Bloomberg Technoz
Published at
July 31, 2025 at 12:00 AM
Harga Batu Bara Asia Bangkit, tetapi Ekspor dari RI Tetap Sulit
Bloomberg Technoz, Jakarta – Asosiasi Pertambangan Batu Bara Indonesia (APBI) menilai ekspor batu bara Indonesia ke China tetap tidak akan sebesar tahun lalu, meskipun permintaan dan harga si batu hitam tengah mengalami peningkatan musim panas tahun ini.
Plt. Direktur Eksekutif APBI Gita Mahyarani memandang peningkatan harga dan permintaan batu bara dari China saat ini tidak berlangsung lama, sebab faktor musim panas diprediksi mereda khususnya di wilayah pusat dan selatan negara tersebut.
Kondisi itu juga dibarengi dengan penurunan konsumsi mingguan pembangkit listrik di wilayah China.
“Melihat tren tahun ini, ekspor Indonesia ke China diperkirakan tidak akan mencapai level seperti tahun lalu. Hal ini dipengaruhi oleh rendahnya permintaan dan peningkatan pasokan domestik di sana,” kata Gita ketika dihubungi, pada Rabu (30/7/2025).
Sebagai perbandingan, lanjut Gita, sepanjang 2024 Indonesia berhasil mengekspor 245 juta ton batu bara ke China atau setara 58% permintaan batu bara dari Negeri Panda saat itu.
Sementara tahun ini, hingga semester I 2025, ekspor batu bara ke China baru tercatat 85,41 juta ton atau turun 20,6% secara year to date (ytd), padahal permintaan batu bara termal tahun ini diproyeksi sekitar 326,8 juta ton.
Dia menilai permintaan batu bara, terutama dengan kalori rendah, dari China masih terbilang lesu karena harga yang ditawarkan Indonesia dinilai kurang kompetitif.

**PETUNJUK 1**
Menurut berita tentang ekspor batu bara di atas, berapa ton batu bara yang diekspor Indonesia ke China sepanjang 2024?
**PETUNJUK 2**
Kutip tanpa perubahan seluruh bagian berita tentang ekspor batu bara itu, mulai dari "Sementara tahun ini, hingga" hingga "dinilai kurang kompetitif.".

**DATA SUMBER**
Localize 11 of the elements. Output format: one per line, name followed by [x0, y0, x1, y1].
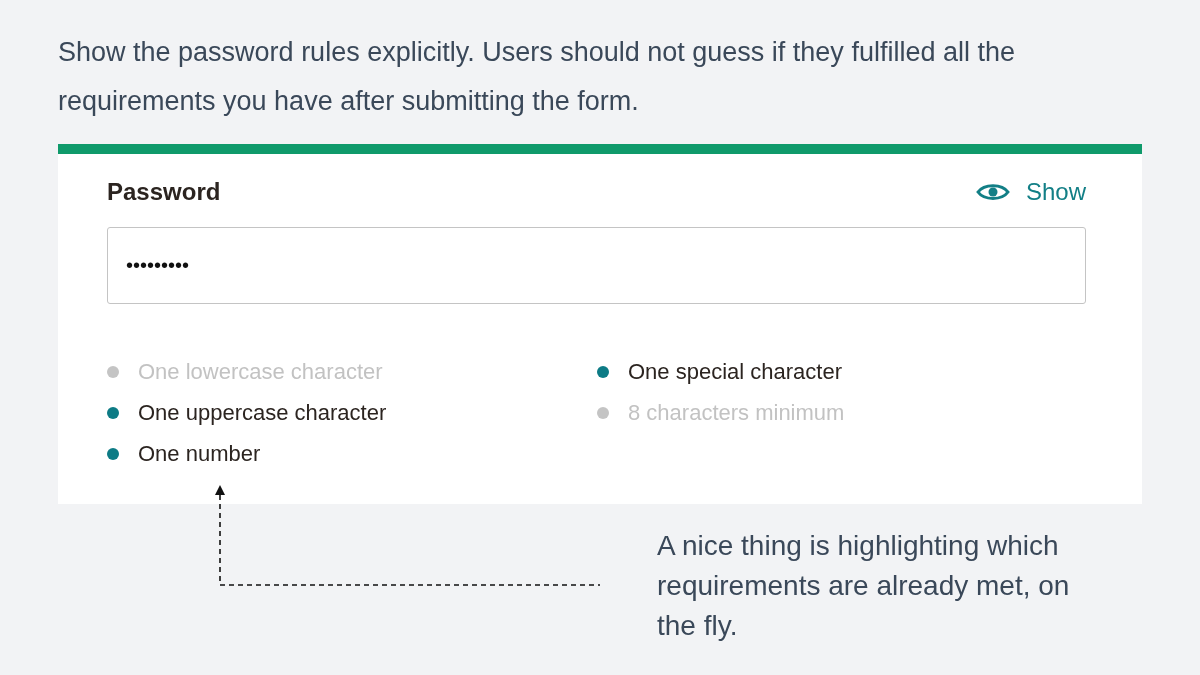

**JAWABAN TUGAS 1**
245 juta ton.

**JAWABAN TUGAS 2**
Sementara tahun ini, hingga semester I 2025, ekspor batu bara ke China baru tercatat 85,41 juta ton atau turun 20,6% secara year to date (ytd), padahal permintaan batu bara termal tahun ini diproyeksi sekitar 326,8 juta ton.
Dia menilai permintaan batu bara, terutama dengan kalori rendah, dari China masih terbilang lesu karena harga yang ditawarkan Indonesia dinilai kurang kompetitif.